# [Data records]
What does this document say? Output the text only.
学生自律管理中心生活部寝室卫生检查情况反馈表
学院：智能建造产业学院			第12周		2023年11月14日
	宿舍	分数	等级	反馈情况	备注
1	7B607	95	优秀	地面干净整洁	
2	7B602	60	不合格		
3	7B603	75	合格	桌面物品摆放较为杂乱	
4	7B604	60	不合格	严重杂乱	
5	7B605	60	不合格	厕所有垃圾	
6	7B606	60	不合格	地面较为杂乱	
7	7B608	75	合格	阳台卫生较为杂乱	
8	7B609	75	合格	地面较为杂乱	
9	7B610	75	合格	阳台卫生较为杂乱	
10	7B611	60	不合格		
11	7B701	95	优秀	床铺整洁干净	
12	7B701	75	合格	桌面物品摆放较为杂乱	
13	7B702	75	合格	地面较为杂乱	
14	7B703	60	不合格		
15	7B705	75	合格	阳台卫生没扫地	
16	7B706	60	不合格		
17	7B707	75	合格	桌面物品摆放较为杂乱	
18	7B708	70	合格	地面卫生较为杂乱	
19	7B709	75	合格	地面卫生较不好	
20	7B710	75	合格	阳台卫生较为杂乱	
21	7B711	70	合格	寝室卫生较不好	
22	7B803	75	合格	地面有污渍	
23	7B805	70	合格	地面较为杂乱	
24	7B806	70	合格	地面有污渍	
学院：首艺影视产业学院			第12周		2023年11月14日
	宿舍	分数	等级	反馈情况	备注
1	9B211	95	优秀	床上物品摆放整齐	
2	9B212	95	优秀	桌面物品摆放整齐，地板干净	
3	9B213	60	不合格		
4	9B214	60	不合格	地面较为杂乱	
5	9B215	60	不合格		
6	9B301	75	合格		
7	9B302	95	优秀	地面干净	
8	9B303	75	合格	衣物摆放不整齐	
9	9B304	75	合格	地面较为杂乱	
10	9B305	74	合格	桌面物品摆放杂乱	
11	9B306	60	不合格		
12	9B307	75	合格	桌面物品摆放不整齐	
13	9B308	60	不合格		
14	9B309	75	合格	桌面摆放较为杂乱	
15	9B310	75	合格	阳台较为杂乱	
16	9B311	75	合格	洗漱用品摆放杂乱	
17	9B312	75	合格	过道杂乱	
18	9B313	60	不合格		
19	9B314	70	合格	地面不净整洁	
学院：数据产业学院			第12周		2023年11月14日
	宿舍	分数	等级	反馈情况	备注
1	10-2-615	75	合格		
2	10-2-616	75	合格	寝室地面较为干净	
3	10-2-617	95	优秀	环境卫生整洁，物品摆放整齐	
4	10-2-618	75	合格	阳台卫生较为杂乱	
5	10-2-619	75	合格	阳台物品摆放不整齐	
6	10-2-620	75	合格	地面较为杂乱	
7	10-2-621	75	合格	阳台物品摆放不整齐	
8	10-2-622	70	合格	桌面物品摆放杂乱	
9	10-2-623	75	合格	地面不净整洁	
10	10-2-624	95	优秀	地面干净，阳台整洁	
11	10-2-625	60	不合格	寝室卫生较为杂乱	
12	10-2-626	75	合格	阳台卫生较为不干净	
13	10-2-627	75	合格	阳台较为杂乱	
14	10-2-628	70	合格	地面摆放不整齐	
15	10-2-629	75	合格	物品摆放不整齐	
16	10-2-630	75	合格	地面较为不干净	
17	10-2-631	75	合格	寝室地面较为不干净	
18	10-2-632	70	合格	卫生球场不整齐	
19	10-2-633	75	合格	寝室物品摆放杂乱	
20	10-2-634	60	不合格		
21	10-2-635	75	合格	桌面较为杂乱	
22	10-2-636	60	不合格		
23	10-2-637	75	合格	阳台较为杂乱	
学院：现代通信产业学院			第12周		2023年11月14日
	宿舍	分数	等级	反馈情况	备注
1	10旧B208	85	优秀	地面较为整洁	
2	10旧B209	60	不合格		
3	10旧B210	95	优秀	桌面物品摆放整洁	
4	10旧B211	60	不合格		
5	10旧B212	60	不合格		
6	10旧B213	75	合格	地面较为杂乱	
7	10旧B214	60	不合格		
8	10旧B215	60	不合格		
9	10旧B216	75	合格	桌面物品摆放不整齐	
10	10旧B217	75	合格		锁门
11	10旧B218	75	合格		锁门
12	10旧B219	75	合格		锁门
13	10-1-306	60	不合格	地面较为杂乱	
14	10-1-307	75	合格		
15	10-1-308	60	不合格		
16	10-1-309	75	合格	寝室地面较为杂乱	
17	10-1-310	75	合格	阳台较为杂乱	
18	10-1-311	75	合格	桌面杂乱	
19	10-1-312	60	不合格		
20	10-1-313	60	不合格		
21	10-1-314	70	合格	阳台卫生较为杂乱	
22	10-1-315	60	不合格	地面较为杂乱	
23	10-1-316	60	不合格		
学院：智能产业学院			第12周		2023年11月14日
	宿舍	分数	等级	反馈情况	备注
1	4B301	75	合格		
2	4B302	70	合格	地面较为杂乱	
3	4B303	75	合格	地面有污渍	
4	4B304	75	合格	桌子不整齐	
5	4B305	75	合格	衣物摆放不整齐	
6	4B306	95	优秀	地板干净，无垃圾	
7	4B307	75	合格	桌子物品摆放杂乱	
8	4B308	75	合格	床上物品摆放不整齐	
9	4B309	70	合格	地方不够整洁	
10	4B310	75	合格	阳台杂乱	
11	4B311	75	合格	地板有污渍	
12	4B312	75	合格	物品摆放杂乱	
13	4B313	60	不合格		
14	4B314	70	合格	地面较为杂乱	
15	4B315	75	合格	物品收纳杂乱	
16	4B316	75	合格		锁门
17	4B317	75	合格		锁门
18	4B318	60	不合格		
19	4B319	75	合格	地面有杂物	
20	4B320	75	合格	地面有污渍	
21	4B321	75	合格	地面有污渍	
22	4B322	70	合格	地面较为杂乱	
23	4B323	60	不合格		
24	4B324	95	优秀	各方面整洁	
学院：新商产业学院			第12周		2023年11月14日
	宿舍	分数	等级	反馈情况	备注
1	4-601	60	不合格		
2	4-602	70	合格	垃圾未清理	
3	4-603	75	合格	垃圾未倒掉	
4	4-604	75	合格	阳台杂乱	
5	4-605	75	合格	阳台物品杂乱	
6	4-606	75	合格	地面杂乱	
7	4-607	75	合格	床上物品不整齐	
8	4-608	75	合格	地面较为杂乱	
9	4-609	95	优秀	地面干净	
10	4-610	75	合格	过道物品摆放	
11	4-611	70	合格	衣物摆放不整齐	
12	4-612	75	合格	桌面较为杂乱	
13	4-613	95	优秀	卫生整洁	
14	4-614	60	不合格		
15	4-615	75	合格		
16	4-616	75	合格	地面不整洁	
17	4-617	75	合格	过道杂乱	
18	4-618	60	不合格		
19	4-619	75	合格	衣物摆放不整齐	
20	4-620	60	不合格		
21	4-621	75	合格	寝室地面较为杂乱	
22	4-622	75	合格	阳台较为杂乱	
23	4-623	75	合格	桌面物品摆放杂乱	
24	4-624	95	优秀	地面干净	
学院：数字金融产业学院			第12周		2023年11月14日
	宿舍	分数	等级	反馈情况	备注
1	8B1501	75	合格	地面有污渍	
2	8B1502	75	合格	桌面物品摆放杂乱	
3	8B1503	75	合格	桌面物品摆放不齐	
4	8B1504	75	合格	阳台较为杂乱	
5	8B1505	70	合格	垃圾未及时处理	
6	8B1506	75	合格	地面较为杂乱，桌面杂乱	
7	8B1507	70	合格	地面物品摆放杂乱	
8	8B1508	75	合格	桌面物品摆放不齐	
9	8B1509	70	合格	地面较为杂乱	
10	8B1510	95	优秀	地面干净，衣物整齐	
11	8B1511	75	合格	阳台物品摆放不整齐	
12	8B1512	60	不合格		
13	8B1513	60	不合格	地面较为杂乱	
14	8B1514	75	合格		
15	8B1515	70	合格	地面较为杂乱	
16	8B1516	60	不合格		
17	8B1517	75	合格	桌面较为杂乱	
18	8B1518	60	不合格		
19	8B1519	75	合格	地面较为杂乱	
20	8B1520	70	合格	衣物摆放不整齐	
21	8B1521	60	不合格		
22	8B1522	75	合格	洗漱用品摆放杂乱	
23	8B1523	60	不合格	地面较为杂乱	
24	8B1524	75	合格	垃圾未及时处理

# [WRITTEN INSTRUCTION]
Find how many lines in the records contain the string "洗漱用品摆放杂乱", then give the number alone.

# [RIGHT ANSWER]
2